▶ **EXERCISE INSTRUCTIONS**: Search the material below for the string "ffffff" and list each line that holds it.

▶ **RECORDS FOR THE EXERCISE**:
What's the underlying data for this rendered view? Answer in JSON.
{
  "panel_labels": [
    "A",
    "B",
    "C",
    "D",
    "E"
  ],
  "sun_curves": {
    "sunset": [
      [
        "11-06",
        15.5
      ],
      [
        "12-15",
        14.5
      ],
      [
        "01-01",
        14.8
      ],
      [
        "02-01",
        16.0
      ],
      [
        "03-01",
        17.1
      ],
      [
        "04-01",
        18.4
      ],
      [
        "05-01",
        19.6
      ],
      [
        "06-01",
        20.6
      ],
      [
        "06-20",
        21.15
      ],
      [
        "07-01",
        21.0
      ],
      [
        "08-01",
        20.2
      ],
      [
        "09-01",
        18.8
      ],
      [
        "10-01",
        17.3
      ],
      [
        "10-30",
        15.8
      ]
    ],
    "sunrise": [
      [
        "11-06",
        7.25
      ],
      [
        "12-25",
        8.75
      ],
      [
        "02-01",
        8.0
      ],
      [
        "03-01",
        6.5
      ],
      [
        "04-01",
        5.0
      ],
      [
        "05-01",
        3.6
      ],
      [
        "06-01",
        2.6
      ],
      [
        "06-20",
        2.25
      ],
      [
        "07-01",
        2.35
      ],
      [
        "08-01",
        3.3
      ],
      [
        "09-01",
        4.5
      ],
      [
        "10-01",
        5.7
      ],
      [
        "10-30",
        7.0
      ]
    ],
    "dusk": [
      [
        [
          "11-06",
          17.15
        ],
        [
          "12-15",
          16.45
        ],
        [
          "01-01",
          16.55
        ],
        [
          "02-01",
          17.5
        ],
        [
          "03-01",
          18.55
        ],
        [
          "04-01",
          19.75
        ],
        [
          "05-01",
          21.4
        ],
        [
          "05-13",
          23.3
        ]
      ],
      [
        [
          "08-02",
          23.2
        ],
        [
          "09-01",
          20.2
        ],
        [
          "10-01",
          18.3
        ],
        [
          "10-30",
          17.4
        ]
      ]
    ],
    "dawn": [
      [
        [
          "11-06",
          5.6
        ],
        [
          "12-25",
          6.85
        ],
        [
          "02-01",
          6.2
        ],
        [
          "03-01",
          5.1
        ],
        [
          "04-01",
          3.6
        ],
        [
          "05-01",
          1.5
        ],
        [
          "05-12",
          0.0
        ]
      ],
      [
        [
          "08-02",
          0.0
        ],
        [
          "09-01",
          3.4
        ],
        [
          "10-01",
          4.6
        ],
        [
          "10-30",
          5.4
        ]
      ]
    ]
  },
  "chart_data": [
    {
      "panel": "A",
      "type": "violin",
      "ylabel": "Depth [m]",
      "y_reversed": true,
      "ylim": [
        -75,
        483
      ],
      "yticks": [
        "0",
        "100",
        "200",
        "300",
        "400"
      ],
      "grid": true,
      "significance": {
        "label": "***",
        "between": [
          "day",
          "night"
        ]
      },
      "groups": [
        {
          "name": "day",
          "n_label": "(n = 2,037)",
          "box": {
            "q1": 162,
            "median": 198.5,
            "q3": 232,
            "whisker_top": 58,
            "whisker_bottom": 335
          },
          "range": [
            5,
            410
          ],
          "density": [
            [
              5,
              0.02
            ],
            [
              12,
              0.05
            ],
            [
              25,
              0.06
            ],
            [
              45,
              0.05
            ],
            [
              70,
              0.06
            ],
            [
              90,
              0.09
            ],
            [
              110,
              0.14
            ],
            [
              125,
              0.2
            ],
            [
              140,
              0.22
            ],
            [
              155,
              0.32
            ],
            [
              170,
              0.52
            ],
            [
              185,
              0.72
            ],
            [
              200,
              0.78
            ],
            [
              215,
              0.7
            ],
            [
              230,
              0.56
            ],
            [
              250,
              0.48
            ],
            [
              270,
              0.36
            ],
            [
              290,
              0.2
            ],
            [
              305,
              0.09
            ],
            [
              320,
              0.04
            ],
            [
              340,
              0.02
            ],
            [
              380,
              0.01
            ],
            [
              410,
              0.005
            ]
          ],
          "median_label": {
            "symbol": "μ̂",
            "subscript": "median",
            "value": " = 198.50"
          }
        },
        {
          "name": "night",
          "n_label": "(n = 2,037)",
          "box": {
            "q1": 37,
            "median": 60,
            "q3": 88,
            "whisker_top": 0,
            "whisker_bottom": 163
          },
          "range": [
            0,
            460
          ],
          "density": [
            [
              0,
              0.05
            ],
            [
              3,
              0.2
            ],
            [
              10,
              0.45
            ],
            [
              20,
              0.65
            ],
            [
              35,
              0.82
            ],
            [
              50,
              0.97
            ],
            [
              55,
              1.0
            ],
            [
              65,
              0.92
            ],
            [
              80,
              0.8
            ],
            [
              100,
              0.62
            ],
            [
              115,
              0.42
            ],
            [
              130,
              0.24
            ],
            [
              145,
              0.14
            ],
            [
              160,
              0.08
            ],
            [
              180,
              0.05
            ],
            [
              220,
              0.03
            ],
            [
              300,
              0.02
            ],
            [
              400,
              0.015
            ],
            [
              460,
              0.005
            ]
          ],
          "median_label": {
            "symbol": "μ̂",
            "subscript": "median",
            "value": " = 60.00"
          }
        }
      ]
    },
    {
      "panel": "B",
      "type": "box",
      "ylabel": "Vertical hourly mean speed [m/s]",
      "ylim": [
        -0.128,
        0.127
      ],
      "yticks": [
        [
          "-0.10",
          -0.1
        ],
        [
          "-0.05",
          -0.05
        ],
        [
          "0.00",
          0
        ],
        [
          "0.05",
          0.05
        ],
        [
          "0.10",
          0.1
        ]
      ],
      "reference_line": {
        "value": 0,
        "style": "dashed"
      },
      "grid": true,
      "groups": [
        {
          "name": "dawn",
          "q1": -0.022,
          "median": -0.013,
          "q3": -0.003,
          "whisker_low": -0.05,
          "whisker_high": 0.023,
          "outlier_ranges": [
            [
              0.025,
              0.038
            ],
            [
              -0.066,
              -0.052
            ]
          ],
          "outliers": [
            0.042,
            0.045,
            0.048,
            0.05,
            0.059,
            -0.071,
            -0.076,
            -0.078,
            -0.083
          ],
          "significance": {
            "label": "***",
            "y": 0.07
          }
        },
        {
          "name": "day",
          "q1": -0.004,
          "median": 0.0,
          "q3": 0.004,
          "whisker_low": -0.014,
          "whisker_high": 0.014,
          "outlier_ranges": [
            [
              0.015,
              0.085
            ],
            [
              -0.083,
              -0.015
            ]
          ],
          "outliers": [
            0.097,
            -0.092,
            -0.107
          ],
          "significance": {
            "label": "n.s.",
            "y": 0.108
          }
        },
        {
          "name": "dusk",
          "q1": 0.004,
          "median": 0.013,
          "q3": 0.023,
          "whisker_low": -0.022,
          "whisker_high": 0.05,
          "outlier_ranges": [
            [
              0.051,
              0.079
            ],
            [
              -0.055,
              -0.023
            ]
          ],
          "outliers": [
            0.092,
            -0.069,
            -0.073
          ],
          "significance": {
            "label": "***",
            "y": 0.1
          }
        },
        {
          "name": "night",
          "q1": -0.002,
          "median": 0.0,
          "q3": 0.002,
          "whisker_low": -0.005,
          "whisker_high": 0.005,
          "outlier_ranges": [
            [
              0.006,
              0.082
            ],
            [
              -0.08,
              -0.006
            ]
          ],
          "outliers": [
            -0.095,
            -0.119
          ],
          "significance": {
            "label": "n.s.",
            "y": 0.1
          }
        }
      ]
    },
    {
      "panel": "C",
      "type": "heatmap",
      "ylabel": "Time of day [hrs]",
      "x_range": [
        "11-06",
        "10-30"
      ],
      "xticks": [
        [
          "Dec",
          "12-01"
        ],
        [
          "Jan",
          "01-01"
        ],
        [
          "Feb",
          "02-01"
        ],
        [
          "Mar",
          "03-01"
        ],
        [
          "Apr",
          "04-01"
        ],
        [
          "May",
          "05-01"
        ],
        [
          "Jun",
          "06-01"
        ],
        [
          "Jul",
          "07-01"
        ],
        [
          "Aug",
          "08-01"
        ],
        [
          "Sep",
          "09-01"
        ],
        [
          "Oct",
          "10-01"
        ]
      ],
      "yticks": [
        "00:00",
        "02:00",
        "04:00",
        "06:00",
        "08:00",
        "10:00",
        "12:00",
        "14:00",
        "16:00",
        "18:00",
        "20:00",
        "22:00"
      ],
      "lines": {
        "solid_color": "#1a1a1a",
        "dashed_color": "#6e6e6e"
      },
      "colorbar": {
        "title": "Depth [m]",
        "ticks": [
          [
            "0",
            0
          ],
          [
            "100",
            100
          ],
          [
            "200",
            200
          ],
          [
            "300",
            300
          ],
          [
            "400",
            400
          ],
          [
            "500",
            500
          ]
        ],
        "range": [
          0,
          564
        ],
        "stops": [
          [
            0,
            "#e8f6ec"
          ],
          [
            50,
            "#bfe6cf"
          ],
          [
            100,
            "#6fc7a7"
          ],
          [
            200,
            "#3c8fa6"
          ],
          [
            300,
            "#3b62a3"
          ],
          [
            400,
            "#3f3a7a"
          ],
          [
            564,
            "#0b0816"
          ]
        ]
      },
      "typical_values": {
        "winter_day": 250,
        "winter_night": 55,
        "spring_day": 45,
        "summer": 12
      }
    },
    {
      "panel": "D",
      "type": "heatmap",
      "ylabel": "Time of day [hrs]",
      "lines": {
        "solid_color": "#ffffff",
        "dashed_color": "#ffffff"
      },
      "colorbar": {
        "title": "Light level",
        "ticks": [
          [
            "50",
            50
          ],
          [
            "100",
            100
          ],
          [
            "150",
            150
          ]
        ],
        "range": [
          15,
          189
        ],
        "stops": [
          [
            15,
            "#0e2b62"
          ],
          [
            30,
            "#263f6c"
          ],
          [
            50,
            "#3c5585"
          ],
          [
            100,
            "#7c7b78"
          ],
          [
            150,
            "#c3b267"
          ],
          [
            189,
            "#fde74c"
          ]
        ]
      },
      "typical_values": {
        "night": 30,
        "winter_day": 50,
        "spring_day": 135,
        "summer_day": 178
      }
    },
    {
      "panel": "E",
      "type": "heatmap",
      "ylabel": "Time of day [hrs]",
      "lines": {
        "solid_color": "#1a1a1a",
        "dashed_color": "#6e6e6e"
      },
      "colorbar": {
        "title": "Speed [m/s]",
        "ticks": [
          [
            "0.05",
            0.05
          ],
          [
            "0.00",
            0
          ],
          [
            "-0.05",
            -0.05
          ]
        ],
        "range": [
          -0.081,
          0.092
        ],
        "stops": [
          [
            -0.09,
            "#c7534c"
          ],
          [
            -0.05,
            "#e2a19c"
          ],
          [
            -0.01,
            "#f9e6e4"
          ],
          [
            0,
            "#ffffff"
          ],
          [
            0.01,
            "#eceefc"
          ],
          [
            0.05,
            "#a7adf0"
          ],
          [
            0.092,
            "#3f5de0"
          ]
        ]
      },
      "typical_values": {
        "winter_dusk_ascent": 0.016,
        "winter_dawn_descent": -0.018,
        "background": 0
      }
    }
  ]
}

▶ **EXPECTED ANSWER**:
        "solid_color": "#ffffff",
        "dashed_color": "#ffffff"
            "#ffffff"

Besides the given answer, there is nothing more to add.